(CHALLENGE) What number of lines hold the word "this"? State that number and nothing besides.

(GIVEN DATA)
++++++++

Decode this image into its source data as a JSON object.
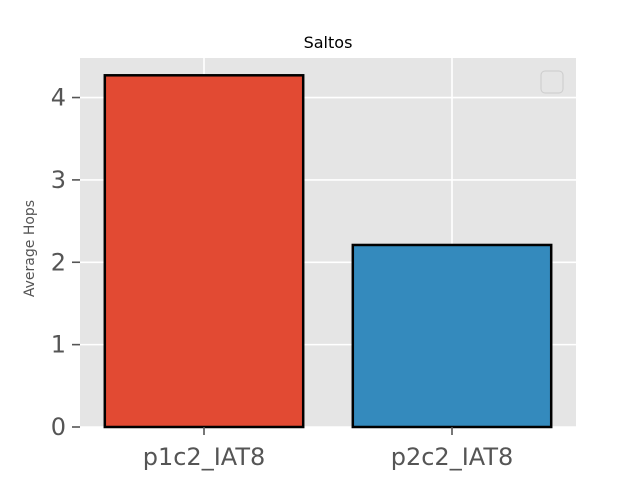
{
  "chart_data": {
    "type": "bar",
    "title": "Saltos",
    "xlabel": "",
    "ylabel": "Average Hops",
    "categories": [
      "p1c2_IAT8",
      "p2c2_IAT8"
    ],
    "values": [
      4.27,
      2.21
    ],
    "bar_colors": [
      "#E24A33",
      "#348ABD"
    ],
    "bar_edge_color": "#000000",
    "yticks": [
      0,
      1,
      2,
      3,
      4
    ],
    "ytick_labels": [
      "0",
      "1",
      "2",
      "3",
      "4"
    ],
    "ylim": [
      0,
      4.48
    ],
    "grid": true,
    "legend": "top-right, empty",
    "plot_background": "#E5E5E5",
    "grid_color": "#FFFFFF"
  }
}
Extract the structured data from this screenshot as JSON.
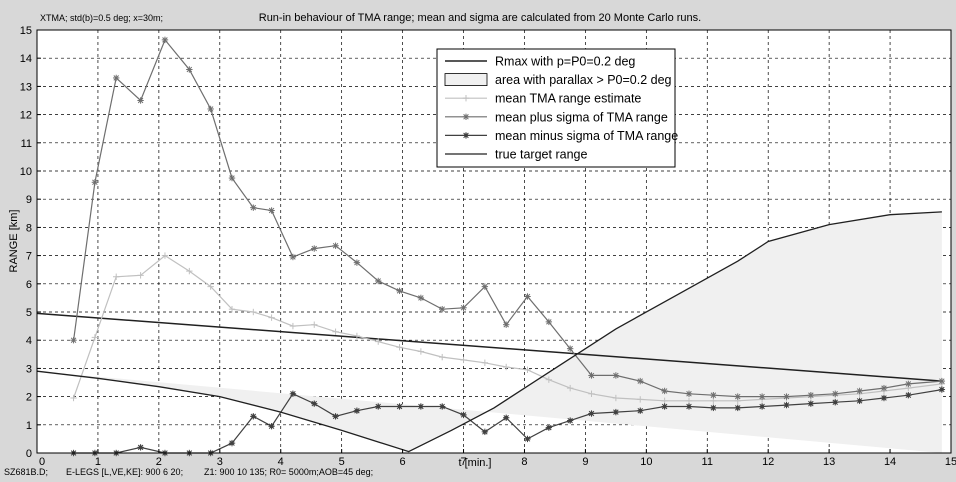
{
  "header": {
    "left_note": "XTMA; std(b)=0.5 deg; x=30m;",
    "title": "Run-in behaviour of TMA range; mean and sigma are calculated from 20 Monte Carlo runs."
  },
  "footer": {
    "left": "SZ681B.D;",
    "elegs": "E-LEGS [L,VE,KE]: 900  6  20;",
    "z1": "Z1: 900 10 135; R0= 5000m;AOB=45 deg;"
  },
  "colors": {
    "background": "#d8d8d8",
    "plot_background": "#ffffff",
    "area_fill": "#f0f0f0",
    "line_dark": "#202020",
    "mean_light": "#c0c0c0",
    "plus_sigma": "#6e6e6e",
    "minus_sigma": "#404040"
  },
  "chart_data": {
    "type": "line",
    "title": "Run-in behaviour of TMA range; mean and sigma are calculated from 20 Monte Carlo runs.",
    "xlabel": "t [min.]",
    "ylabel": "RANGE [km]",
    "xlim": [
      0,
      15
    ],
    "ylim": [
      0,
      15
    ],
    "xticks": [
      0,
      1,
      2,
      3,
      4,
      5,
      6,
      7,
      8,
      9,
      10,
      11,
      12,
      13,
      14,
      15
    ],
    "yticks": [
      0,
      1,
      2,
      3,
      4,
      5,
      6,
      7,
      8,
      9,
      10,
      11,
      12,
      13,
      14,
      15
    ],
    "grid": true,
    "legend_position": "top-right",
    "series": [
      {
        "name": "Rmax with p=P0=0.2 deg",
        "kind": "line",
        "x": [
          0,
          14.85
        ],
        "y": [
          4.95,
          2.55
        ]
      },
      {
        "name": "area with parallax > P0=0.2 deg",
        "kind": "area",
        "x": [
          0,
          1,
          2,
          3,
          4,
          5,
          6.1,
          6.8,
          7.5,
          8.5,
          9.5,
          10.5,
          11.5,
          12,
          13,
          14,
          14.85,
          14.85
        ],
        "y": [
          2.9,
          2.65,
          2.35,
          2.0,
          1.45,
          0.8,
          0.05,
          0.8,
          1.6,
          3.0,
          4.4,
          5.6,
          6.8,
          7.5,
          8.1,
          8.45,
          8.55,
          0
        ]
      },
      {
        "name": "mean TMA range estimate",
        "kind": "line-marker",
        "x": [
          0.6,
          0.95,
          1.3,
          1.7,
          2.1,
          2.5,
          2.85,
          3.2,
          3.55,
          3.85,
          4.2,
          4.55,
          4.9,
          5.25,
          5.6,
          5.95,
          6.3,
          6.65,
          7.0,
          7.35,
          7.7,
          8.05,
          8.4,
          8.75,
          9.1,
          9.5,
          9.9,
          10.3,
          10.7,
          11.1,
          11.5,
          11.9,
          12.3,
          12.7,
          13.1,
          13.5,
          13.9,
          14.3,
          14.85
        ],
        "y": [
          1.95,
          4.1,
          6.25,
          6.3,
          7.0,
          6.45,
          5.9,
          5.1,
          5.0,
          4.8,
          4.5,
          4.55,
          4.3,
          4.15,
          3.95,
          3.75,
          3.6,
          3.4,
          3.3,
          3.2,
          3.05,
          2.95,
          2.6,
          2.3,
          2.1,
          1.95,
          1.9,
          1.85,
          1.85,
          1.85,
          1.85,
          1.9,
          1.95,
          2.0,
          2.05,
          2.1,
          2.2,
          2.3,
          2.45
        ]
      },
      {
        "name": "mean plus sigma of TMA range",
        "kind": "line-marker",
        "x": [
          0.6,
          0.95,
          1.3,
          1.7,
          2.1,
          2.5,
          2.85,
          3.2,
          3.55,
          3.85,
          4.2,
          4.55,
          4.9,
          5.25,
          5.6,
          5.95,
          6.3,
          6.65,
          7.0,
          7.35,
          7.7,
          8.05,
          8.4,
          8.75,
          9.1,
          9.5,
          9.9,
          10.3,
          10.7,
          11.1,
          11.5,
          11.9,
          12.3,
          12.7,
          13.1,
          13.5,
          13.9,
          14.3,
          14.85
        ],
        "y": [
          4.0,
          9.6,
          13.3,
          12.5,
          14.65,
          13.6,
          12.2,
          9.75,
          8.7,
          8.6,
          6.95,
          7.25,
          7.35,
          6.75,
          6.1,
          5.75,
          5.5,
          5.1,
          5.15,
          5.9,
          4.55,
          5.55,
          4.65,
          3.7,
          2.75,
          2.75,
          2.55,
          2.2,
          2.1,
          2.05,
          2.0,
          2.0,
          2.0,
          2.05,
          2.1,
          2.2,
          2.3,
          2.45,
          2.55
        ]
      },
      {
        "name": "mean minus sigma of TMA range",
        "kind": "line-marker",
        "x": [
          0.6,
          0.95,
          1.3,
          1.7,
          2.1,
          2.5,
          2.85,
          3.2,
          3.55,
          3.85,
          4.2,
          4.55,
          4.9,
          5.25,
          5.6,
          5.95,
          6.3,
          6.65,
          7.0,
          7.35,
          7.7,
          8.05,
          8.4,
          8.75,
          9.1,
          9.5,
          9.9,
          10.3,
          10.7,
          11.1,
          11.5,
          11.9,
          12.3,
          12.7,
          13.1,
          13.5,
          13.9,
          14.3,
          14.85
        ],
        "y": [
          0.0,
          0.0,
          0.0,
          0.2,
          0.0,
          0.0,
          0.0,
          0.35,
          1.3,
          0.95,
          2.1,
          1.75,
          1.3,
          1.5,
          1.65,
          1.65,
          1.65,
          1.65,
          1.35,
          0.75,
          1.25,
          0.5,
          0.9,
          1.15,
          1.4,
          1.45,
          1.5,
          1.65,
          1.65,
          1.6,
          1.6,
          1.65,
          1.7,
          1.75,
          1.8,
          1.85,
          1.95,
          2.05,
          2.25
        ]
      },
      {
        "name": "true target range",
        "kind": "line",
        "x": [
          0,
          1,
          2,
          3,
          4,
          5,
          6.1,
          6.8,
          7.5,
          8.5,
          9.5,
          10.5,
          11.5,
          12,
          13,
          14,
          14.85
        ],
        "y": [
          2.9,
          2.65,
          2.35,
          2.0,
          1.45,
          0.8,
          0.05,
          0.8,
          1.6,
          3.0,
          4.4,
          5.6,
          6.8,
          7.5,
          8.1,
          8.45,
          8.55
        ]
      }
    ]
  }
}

++++++++

(TASK OUTPUT) 2